**Work to be completed**. Leaving out the pictures, please retype each record exactly.

**Given records**.
....................
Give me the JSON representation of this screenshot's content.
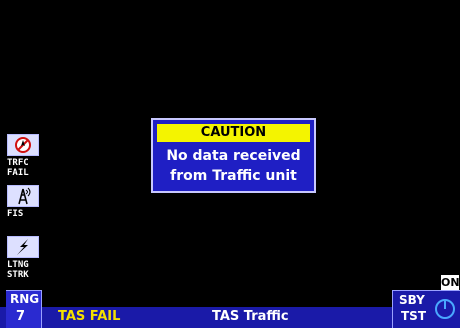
{
  "caution": {
    "title": "CAUTION",
    "line1": "No data received",
    "line2": "from Traffic unit"
  },
  "sidebar": {
    "items": [
      {
        "label1": "TRFC",
        "label2": "FAIL",
        "icon": "traffic-fail-icon"
      },
      {
        "label1": "FIS",
        "label2": "",
        "icon": "fis-tower-icon"
      },
      {
        "label1": "LTNG",
        "label2": "STRK",
        "icon": "lightning-icon"
      }
    ]
  },
  "bottom": {
    "rng_label": "RNG",
    "rng_value": "7",
    "status_fail": "TAS FAIL",
    "page_title": "TAS Traffic",
    "mode_line1": "SBY",
    "mode_line2": "TST",
    "on_badge": "ON"
  },
  "colors": {
    "background": "#000000",
    "panel_blue": "#1f1fc4",
    "caution_yellow": "#f4f400",
    "status_yellow": "#f4e000"
  }
}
....................
**Worked solution**.
Give me the JSON representation of this screenshot's content.
{
  "caution": {
    "title": "CAUTION",
    "line1": "No data received",
    "line2": "from Traffic unit"
  },
  "sidebar": {
    "items": [
      {
        "label1": "TRFC",
        "label2": "FAIL",
        "icon": "traffic-fail-icon"
      },
      {
        "label1": "FIS",
        "label2": "",
        "icon": "fis-tower-icon"
      },
      {
        "label1": "LTNG",
        "label2": "STRK",
        "icon": "lightning-icon"
      }
    ]
  },
  "bottom": {
    "rng_label": "RNG",
    "rng_value": "7",
    "status_fail": "TAS FAIL",
    "page_title": "TAS Traffic",
    "mode_line1": "SBY",
    "mode_line2": "TST",
    "on_badge": "ON"
  },
  "colors": {
    "background": "#000000",
    "panel_blue": "#1f1fc4",
    "caution_yellow": "#f4f400",
    "status_yellow": "#f4e000"
  }
}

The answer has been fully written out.